Task directions: Search the listing below for the word "egyetlen" and copy each line that holds it.
☆ ☆ ☆ ☆ ☆ ☆ ☆
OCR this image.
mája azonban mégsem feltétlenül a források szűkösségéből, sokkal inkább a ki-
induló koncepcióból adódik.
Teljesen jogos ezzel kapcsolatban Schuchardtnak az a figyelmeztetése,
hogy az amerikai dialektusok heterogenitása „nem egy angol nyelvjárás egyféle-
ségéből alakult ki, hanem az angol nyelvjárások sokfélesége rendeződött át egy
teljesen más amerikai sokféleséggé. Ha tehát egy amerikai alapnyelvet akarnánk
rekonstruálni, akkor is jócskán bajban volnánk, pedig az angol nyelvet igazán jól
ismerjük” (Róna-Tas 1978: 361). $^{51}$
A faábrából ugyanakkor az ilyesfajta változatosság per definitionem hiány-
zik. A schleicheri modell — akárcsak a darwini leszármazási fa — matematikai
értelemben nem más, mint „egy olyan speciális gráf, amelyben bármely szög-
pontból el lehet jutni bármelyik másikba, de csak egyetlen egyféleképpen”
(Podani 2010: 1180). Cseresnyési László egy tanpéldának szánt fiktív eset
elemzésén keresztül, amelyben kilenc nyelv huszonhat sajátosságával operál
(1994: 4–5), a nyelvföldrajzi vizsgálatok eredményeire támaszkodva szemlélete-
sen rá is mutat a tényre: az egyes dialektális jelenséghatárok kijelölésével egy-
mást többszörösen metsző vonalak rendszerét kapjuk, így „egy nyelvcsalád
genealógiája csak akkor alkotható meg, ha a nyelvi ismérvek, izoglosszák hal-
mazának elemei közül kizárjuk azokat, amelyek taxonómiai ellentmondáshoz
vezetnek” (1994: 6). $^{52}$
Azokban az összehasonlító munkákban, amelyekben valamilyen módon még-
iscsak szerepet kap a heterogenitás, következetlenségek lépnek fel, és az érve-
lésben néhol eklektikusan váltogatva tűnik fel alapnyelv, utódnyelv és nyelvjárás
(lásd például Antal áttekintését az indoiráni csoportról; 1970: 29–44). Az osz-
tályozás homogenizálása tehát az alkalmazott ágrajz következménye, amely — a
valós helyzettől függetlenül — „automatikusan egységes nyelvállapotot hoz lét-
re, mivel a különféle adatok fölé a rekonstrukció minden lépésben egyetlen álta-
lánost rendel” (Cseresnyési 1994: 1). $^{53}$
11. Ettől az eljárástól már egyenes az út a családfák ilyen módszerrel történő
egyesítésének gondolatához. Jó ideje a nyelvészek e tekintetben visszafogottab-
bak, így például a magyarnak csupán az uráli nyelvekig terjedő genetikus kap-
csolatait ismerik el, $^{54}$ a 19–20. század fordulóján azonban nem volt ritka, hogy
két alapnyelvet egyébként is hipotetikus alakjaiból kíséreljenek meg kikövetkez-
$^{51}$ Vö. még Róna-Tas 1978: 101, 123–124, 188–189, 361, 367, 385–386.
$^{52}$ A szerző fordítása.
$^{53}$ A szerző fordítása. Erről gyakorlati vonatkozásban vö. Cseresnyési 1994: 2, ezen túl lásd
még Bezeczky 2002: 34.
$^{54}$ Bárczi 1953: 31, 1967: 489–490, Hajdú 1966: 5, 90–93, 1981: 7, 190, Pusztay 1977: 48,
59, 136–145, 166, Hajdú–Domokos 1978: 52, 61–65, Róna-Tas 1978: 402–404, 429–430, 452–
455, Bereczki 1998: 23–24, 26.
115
☆ ☆ ☆ ☆ ☆ ☆ ☆
Solution for this problem:
pontból el lehet jutni bármelyik másikba, de csak egyetlen egyféleképpen”
re, mivel a különféle adatok fölé a rekonstrukció minden lépésben egyetlen álta-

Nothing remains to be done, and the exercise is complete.